▶ **DA FARE**:
1. Rispondi alle seguenti domande sul testo relativo alle pensioni minime.
(a) Quanto valgono le pensioni minime maggiorate per chi ha almeno 75 anni?
(b) Con quale circolare l'Inps ha ufficializzato gli importi?
(c) Di quanto è aumentato il costo della vita secondo il testo?
2. Prosegui il testo sulle pensioni minime dopo la sua ultima frase.

▶ **TESTO FORNITO**:
□ □ □ □

Le pensioni minime con la maggiorazione di 1,5 punti percentuali per chi ha meno di 75 anni valgono 572,20 euro lordi, mentre quelle maggiorate di 6,4 punti percentuali, per chi ha almeno 75 anni, valgono 599,82 euro. Con la circolare 35/2023 Inps ha ufficializzato gli importi conseguenti alle disposizioni contenute nella legge di Bilancio 2023 che hanno introdotto un incremento extra per l'anno in corso e il prossimo (in tal caso con incremento di 2,7 punti percentuali).
Questi importi, al pari di quelli di tutte le pensioni, saranno poi oggetto di adeguamento definitivo all'inflazione a inizio 2024. Infatti ora le maggiorazioni di 1,5 e 6,4% sono state applicate al minimo di 563,74 euro, determinato incrementando del 7,1% il minimo dell'anno scorso. Tuttavia l'aumento del costo della vita è stato dell'8,1% e quindi a gennaio dell'anno prossimo verrà riconosciuta la differenza.

□ □ □ □

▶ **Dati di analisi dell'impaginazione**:
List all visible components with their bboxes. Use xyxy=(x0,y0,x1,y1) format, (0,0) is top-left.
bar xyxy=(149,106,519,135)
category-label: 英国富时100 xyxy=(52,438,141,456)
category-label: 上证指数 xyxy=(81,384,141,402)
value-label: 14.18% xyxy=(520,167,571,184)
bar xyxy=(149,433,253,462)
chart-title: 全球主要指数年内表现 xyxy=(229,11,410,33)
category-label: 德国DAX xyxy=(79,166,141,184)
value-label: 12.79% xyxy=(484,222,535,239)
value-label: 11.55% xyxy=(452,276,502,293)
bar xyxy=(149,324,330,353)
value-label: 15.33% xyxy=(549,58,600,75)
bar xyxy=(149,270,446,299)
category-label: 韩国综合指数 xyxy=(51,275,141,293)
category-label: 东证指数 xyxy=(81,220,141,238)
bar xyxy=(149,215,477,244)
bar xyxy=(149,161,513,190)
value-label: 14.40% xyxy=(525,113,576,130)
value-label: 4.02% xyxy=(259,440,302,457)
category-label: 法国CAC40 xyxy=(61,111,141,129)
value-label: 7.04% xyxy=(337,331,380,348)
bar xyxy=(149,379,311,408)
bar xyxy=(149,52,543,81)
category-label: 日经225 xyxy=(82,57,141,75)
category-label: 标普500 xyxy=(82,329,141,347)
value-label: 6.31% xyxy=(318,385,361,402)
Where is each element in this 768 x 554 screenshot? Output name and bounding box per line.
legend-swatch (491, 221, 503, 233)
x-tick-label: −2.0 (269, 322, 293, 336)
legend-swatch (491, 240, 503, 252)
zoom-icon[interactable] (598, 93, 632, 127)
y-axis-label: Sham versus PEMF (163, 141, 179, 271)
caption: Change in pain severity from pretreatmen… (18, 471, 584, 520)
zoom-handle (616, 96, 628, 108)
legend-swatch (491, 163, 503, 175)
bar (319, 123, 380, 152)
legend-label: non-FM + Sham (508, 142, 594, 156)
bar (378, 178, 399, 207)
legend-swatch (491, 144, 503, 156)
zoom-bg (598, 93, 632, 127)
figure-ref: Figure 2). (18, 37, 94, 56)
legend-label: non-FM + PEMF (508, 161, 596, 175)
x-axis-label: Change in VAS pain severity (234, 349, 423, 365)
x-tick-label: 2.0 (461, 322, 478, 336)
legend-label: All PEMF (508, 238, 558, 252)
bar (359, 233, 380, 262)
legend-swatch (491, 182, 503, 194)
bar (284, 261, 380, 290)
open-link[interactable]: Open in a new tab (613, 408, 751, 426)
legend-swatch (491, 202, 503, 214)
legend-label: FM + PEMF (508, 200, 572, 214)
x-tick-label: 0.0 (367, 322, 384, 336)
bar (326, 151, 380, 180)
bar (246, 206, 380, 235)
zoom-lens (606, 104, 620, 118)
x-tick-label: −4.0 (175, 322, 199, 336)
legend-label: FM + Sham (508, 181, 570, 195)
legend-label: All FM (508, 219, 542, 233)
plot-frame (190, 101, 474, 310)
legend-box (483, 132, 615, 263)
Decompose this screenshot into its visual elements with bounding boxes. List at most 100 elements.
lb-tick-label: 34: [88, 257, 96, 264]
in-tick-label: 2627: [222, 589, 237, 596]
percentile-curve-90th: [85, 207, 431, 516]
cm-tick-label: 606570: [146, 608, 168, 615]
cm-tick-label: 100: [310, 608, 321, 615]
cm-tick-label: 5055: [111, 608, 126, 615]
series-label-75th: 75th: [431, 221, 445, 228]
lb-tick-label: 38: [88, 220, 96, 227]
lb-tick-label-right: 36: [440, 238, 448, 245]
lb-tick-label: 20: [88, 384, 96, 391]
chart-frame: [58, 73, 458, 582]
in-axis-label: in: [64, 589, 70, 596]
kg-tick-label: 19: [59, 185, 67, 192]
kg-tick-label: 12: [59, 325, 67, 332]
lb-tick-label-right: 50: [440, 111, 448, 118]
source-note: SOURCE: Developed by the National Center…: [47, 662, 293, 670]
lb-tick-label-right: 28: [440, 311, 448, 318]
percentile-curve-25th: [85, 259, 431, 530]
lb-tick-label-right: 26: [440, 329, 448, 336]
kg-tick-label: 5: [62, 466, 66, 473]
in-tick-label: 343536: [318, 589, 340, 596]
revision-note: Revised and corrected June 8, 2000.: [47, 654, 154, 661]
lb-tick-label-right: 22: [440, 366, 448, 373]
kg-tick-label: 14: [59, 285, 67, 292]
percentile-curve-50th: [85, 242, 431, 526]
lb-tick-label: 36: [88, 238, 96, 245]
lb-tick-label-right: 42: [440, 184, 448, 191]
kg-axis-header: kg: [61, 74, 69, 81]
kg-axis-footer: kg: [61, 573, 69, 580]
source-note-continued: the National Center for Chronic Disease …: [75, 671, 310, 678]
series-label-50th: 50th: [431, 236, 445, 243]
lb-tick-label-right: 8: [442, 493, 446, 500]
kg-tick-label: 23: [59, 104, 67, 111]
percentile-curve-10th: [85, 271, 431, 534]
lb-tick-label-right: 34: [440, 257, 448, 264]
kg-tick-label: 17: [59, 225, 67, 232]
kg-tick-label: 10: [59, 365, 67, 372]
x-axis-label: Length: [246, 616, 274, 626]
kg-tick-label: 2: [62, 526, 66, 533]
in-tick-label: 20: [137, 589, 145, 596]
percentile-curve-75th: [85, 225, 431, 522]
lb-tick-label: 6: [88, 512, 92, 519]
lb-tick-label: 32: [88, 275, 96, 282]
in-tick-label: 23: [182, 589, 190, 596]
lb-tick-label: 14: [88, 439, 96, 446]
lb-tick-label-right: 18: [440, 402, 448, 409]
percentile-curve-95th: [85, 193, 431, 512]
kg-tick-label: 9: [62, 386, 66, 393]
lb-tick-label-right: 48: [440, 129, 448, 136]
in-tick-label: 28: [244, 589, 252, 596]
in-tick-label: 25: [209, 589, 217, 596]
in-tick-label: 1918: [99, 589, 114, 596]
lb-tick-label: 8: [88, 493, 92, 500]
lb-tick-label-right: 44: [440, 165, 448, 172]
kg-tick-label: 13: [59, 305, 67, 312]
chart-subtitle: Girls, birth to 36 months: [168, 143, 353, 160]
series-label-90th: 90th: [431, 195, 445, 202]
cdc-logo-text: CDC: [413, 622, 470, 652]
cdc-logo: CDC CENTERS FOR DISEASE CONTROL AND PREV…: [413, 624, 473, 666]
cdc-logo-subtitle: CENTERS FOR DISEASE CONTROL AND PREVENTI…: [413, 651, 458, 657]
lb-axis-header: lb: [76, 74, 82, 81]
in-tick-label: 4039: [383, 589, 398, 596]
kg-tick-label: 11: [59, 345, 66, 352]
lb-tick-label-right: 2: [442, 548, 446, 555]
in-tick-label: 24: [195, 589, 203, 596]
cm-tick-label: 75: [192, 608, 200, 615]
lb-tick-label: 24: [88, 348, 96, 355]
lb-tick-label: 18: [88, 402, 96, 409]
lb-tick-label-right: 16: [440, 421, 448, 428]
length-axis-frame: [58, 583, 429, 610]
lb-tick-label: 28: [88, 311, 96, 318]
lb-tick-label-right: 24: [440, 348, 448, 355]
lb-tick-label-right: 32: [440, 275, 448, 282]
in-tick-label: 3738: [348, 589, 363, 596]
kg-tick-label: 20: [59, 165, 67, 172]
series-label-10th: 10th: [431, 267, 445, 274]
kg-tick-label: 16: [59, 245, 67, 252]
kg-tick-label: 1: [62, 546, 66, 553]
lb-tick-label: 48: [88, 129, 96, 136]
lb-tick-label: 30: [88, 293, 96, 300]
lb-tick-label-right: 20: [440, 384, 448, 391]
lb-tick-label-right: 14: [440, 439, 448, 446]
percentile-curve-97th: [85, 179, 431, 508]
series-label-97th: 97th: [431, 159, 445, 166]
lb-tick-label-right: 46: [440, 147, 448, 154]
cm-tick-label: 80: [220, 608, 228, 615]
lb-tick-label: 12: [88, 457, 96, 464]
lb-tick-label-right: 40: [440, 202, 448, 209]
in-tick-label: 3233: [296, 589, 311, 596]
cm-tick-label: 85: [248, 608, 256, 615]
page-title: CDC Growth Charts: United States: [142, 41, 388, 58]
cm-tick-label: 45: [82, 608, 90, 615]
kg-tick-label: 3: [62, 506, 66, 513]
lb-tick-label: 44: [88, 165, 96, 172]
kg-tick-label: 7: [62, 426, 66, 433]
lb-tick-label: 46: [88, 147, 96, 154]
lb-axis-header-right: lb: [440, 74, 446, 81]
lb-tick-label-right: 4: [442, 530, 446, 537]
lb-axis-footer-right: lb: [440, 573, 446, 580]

□ □ □ □

▶ **RISPOSTE PER COMPITO**:
1.
(a) 599,82 euro.
(b) Con la circolare 35/2023.
(c) Dell'8,1%.

2.
L'aumento extra si applica anche alle pensioni non integrate al minimo, che quindi valgono meno di 563,74 euro. In tal caso la maggiorazione si applica sull'importo effettivo. Come esemplificato nella circolare, 300 euro diventano 304,50 euro (+1,5%) o 319,20 (+6,4%). Qualora il pensionato compia 75 anni nel corso del 2023, l'importo viene aggiornato dal mese successivo al compleanno.
La circolare non dà ancora il via al pagamento dei valori maggiorati e precisa che ciò verrà annunciato con messaggio e che ovviamente verranno pagati gli arretrati dal 1° gennaio o dalla decorrenza della pensione.